- _Required work_: Collect every line of the records below that contains the word "登斯楼也".

- _Records for this task_:
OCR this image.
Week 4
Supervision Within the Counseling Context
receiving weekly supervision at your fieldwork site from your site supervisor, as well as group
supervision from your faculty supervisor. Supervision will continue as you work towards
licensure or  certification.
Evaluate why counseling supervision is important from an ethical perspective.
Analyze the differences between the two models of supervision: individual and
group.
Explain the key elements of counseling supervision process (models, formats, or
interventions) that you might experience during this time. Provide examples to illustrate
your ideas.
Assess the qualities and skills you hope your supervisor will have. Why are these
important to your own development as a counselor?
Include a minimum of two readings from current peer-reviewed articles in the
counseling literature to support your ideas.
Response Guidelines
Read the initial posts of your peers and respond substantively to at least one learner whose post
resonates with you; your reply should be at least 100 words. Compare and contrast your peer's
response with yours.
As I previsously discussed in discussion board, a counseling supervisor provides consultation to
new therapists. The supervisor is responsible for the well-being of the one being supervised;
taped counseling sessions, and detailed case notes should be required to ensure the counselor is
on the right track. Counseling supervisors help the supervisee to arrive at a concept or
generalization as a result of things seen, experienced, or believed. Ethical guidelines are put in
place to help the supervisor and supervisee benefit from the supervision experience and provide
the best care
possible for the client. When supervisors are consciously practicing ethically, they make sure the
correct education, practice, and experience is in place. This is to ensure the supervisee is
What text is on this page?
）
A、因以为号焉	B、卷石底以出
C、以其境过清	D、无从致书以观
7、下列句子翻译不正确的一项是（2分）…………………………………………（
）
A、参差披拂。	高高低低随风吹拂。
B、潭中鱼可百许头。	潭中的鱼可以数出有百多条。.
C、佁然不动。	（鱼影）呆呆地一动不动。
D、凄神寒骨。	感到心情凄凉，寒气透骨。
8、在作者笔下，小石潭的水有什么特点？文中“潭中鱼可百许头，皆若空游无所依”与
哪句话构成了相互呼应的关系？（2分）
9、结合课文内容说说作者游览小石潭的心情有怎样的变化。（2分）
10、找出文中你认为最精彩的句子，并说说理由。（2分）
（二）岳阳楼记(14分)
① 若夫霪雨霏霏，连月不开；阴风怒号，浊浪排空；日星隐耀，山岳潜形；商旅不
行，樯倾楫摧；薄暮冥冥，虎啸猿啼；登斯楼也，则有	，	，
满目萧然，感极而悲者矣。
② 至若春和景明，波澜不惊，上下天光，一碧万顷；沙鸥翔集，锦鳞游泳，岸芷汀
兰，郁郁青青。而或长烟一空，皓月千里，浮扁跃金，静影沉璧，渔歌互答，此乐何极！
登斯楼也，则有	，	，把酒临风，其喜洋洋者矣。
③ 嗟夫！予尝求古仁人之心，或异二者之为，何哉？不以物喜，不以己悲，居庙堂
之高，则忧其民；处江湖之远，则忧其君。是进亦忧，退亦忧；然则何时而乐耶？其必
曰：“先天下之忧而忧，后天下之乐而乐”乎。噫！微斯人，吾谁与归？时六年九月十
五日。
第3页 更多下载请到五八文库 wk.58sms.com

- _Output below_:
行，樯倾楫摧；薄暮冥冥，虎啸猿啼；登斯楼也，则有	，	，
登斯楼也，则有	，	，把酒临风，其喜洋洋者矣。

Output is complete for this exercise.